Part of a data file
————

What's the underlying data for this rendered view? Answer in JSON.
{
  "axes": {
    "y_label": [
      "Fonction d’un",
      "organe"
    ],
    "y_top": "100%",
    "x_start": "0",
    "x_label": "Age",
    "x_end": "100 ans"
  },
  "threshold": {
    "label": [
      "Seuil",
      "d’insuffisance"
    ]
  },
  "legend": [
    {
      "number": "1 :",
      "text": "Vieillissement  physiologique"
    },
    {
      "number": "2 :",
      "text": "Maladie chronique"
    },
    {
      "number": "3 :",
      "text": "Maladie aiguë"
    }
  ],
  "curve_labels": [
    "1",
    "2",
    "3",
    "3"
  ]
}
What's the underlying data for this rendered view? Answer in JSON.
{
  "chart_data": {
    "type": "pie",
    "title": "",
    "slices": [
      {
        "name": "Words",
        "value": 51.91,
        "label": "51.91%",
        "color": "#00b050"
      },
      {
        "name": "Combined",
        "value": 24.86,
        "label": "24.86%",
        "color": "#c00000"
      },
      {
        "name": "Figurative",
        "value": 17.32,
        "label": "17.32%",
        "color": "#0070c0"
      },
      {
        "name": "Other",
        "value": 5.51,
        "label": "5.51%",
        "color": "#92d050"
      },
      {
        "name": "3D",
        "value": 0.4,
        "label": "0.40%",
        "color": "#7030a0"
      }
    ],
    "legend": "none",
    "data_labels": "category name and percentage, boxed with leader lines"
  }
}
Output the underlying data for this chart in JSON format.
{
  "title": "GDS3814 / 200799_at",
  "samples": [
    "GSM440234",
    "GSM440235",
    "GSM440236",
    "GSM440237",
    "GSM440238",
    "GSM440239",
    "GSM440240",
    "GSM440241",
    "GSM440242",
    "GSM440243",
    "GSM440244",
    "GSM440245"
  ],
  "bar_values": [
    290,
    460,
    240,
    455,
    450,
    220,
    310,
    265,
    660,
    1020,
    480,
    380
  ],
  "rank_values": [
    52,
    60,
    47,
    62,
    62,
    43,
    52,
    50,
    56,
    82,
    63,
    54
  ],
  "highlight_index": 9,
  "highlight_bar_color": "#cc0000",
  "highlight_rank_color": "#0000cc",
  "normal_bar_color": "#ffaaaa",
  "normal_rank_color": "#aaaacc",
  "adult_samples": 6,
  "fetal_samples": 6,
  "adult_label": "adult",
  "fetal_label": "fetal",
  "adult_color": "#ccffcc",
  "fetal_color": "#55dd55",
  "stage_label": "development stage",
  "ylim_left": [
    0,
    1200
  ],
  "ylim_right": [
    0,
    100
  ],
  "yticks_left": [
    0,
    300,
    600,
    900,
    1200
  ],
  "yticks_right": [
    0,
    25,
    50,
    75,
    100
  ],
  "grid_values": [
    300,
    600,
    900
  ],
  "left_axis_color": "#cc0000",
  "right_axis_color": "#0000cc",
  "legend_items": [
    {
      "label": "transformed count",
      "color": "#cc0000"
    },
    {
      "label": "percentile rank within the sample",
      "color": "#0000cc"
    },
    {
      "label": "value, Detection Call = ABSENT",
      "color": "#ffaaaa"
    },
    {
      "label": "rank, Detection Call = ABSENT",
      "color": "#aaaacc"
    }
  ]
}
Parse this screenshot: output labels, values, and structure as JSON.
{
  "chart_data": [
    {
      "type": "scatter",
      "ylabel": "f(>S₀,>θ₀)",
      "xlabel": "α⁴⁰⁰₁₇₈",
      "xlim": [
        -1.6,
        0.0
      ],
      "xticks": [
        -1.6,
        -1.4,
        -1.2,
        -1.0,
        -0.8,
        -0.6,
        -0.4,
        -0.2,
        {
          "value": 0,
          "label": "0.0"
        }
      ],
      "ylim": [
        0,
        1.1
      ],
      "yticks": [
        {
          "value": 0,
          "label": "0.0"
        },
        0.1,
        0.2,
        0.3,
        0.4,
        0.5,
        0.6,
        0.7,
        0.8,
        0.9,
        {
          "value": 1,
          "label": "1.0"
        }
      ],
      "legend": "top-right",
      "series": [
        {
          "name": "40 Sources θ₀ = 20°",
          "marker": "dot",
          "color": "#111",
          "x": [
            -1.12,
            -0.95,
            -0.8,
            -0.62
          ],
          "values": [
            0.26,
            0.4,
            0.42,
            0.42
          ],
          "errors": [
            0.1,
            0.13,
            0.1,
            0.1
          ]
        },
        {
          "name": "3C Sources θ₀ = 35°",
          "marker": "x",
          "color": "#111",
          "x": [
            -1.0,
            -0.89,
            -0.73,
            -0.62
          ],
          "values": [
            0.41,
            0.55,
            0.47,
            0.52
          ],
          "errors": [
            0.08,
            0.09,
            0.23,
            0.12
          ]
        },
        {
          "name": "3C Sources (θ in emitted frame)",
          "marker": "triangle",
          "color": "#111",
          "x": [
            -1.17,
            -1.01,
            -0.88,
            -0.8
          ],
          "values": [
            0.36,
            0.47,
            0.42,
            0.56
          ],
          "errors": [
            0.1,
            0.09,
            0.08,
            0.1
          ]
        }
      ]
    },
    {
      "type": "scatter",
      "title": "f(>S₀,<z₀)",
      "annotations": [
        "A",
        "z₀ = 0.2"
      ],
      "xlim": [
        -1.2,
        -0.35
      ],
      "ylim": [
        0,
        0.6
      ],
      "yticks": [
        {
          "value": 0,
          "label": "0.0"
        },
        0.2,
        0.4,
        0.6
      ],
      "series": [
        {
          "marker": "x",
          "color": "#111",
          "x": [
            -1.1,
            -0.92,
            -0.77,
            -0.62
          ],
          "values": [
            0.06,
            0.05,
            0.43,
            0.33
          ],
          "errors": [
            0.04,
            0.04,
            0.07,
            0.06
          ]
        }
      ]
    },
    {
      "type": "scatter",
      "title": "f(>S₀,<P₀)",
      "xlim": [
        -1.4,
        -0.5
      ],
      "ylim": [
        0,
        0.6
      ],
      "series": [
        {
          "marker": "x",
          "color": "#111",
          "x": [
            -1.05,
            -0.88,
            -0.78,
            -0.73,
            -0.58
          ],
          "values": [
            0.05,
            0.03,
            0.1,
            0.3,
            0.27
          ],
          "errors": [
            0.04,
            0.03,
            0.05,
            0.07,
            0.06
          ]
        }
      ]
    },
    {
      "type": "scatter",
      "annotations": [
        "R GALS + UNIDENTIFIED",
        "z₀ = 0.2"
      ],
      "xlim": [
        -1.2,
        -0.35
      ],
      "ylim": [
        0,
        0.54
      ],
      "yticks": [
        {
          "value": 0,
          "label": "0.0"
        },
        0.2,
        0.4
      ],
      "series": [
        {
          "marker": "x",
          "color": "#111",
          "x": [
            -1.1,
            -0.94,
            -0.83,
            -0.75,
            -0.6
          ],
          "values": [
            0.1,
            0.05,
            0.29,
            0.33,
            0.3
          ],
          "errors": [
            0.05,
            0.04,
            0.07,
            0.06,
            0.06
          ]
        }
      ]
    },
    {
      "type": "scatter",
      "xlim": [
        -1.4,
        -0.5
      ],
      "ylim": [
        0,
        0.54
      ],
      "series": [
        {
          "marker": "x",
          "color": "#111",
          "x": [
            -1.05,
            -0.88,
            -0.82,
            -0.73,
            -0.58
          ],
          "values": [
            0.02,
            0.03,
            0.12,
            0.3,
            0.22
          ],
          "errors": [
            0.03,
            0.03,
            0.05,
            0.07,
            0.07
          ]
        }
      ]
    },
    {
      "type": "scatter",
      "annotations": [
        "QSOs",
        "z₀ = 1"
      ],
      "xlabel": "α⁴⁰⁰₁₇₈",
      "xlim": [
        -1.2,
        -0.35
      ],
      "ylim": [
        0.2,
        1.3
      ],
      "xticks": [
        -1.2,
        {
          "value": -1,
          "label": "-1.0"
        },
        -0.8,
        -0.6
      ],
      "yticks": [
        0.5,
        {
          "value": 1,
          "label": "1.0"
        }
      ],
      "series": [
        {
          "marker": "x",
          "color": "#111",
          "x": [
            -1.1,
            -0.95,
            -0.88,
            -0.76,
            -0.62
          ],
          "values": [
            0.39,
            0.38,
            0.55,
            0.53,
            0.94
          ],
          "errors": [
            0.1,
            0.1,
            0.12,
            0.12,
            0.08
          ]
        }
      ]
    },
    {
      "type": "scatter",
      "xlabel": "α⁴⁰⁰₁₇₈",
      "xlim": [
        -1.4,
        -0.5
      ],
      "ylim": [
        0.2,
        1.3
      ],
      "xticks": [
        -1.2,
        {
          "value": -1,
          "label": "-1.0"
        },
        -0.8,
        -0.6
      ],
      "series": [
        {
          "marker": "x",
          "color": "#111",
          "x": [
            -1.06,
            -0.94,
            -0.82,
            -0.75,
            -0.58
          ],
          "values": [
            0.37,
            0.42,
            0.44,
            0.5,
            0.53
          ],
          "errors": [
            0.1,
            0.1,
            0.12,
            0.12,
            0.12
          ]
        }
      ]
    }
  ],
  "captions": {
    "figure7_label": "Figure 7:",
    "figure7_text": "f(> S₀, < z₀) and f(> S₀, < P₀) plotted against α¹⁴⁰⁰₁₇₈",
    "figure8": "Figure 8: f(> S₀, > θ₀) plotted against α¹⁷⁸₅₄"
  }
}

————

• _TASK TO CARRY OUT_:
Using the entries above, state how many lines include the word "this", with no other words.

• _OUTPUT_:
4